SHORT PROBLEM >> In the stretch from the start of the lines through the line with "canvas-workspace: ⊞ ⧉", change "Background" to "Backdrop" and write those lines out again with nothing else altered.

::::

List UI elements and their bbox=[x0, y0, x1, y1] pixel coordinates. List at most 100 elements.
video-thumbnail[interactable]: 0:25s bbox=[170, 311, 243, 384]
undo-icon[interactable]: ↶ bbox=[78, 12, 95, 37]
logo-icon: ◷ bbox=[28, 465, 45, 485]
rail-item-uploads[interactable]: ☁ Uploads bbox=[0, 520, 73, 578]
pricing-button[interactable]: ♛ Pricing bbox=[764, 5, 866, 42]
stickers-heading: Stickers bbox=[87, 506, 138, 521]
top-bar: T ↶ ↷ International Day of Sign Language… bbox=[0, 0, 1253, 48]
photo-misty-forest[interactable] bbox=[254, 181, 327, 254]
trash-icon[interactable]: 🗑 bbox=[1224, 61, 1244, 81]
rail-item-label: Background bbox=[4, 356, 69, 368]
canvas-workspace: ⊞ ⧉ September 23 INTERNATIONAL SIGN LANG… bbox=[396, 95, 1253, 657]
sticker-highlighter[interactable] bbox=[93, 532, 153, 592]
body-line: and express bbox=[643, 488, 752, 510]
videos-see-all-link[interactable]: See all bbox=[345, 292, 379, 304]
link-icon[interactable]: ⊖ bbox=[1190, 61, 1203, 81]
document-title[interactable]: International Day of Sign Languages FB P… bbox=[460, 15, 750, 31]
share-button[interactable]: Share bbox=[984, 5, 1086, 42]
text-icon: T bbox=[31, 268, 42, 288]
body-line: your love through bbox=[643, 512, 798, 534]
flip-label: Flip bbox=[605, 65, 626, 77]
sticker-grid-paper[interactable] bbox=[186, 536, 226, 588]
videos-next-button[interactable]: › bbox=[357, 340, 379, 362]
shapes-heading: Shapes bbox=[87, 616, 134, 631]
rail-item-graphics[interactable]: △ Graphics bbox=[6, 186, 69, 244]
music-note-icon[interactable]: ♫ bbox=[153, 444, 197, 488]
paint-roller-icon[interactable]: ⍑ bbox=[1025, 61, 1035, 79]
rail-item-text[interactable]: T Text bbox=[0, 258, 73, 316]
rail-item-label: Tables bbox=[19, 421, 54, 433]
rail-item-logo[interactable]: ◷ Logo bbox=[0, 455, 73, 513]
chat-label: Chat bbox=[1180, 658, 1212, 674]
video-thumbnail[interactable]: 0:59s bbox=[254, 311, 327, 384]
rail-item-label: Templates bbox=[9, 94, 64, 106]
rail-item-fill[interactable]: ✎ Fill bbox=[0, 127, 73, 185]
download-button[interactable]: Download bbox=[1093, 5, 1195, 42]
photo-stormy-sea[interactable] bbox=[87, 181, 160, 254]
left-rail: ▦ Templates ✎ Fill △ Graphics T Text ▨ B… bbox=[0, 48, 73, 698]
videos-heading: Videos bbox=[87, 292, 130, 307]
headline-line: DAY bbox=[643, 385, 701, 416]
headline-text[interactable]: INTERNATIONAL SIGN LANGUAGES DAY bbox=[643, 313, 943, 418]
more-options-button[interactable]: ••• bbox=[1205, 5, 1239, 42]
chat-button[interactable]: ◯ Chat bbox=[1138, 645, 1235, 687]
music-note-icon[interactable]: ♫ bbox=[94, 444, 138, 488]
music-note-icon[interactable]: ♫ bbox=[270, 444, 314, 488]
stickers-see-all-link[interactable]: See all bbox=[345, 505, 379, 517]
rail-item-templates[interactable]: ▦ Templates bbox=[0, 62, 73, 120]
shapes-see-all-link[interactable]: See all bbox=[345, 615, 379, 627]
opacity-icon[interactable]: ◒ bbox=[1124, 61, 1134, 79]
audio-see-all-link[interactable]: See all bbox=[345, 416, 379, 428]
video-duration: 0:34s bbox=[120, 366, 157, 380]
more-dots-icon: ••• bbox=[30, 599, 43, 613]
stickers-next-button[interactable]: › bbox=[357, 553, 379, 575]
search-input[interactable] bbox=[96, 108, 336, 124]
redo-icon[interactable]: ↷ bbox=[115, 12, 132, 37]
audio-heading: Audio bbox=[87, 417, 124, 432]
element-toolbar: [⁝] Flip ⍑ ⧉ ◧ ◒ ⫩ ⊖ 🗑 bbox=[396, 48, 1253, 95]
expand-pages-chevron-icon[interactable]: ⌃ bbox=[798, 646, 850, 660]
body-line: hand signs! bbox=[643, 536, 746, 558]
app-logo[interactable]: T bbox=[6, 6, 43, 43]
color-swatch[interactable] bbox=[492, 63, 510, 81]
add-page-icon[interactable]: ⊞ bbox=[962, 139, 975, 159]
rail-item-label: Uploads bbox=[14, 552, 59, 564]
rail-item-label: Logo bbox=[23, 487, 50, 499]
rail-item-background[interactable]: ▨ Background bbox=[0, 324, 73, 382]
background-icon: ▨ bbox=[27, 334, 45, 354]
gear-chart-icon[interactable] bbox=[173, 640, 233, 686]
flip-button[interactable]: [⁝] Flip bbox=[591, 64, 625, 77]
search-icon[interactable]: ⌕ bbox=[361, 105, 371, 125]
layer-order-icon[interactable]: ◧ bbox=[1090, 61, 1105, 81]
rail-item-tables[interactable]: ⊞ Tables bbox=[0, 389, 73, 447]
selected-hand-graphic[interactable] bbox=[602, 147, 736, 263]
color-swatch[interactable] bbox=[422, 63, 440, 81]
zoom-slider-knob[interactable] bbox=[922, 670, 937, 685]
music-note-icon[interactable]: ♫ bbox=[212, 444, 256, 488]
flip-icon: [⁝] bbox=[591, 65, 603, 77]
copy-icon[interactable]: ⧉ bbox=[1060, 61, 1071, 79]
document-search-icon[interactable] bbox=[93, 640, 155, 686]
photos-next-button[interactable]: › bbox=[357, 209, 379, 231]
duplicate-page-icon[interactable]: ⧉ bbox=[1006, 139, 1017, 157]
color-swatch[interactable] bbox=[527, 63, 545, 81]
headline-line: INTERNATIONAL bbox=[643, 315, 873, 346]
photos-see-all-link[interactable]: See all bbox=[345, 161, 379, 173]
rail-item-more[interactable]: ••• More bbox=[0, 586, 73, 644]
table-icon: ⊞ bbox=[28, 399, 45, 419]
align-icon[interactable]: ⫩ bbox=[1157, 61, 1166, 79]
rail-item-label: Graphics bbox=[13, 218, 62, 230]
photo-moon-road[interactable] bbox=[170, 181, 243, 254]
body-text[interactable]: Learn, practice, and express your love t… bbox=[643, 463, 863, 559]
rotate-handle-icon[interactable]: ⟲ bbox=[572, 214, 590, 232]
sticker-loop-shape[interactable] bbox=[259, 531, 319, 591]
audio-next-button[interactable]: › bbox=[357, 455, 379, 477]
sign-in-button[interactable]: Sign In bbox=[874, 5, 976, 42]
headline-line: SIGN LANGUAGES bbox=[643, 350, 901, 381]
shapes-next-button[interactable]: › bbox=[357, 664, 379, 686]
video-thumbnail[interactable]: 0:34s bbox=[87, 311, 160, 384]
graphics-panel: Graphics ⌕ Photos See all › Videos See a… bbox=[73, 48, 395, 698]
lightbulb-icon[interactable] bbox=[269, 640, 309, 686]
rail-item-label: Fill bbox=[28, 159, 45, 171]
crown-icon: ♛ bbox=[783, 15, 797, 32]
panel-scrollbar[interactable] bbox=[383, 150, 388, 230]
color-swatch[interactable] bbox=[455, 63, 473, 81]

::::

TASK OUTPUT >>
List UI elements and their bbox=[x0, y0, x1, y1] pixel coordinates. List at most 100 elements.
video-thumbnail[interactable]: 0:25s bbox=[170, 311, 243, 384]
undo-icon[interactable]: ↶ bbox=[78, 12, 95, 37]
logo-icon: ◷ bbox=[28, 465, 45, 485]
rail-item-uploads[interactable]: ☁ Uploads bbox=[0, 520, 73, 578]
pricing-button[interactable]: ♛ Pricing bbox=[764, 5, 866, 42]
stickers-heading: Stickers bbox=[87, 506, 138, 521]
top-bar: T ↶ ↷ International Day of Sign Language… bbox=[0, 0, 1253, 48]
photo-misty-forest[interactable] bbox=[254, 181, 327, 254]
trash-icon[interactable]: 🗑 bbox=[1224, 61, 1244, 81]
rail-item-label: Backdrop bbox=[4, 356, 69, 368]
canvas-workspace: ⊞ ⧉ September 23 INTERNATIONAL SIGN LANG… bbox=[396, 95, 1253, 657]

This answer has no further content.